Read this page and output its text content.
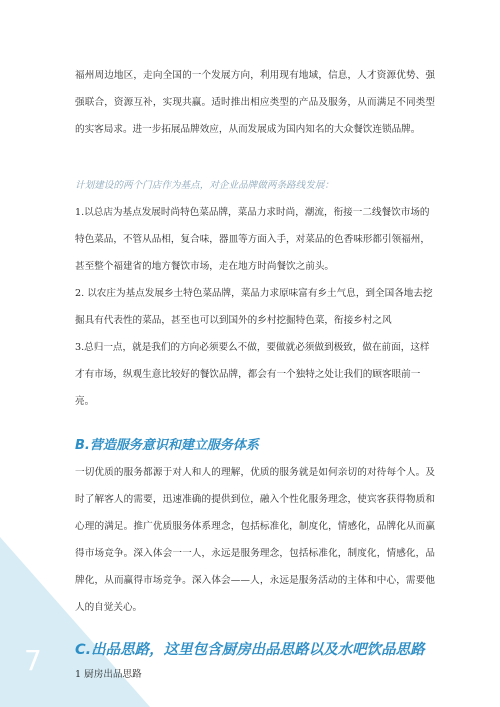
7

福州周边地区，走向全国的一个发展方向，利用现有地域，信息，人才资源优势、强强联合，资源互补，实现共赢。适时推出相应类型的产品及服务，从而满足不同类型的实客局求。进一步拓展品牌效应，从而发展成为国内知名的大众餐饮连锁品牌。

计划建设的两个门店作为基点，对企业品牌做两条路线发展：

1.以总店为基点发展时尚特色菜品牌，菜品力求时尚，潮流，衔接一二线餐饮市场的特色菜品，不管从品相，复合味，器皿等方面入手，对菜品的色香味形都引领福州，甚至整个福建省的地方餐饮市场，走在地方时尚餐饮之前头。

2. 以农庄为基点发展乡土特色菜品牌，菜品力求原味富有乡土气息，到全国各地去挖掘具有代表性的菜品，甚至也可以到国外的乡村挖掘特色菜，衔接乡村之风

3.总归一点，就是我们的方向必须要么不做，要做就必须做到极致，做在前面，这样才有市场，纵观生意比较好的餐饮品牌，都会有一个独特之处让我们的顾客眼前一亮。

B.营造服务意识和建立服务体系

一切优质的服务都源于对人和人的理解，优质的服务就是如何亲切的对待每个人。及时了解客人的需要，迅速准确的提供到位，融入个性化服务理念，使宾客获得物质和心理的满足。推广优质服务体系理念，包括标准化，制度化，情感化，品牌化从而赢得市场竞争。深入体会一一人，永远是服务理念，包括标准化，制度化，情感化，品牌化，从而赢得市场竞争。深入体会——人，永远是服务活动的主体和中心，需要他人的自觉关心。

C.出品思路，这里包含厨房出品思路以及水吧饮品思路

1 厨房出品思路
──────
| Exercise goal |
Leave the pictures out and print the records above exactly as they stand.

| Answer for the task |
Read this page and output its text content.
7

福州周边地区，走向全国的一个发展方向，利用现有地域，信息，人才资源优势、强强联合，资源互补，实现共赢。适时推出相应类型的产品及服务，从而满足不同类型的实客局求。进一步拓展品牌效应，从而发展成为国内知名的大众餐饮连锁品牌。

计划建设的两个门店作为基点，对企业品牌做两条路线发展：

1.以总店为基点发展时尚特色菜品牌，菜品力求时尚，潮流，衔接一二线餐饮市场的特色菜品，不管从品相，复合味，器皿等方面入手，对菜品的色香味形都引领福州，甚至整个福建省的地方餐饮市场，走在地方时尚餐饮之前头。

2. 以农庄为基点发展乡土特色菜品牌，菜品力求原味富有乡土气息，到全国各地去挖掘具有代表性的菜品，甚至也可以到国外的乡村挖掘特色菜，衔接乡村之风

3.总归一点，就是我们的方向必须要么不做，要做就必须做到极致，做在前面，这样才有市场，纵观生意比较好的餐饮品牌，都会有一个独特之处让我们的顾客眼前一亮。

B.营造服务意识和建立服务体系

一切优质的服务都源于对人和人的理解，优质的服务就是如何亲切的对待每个人。及时了解客人的需要，迅速准确的提供到位，融入个性化服务理念，使宾客获得物质和心理的满足。推广优质服务体系理念，包括标准化，制度化，情感化，品牌化从而赢得市场竞争。深入体会一一人，永远是服务理念，包括标准化，制度化，情感化，品牌化，从而赢得市场竞争。深入体会——人，永远是服务活动的主体和中心，需要他人的自觉关心。

C.出品思路，这里包含厨房出品思路以及水吧饮品思路

1 厨房出品思路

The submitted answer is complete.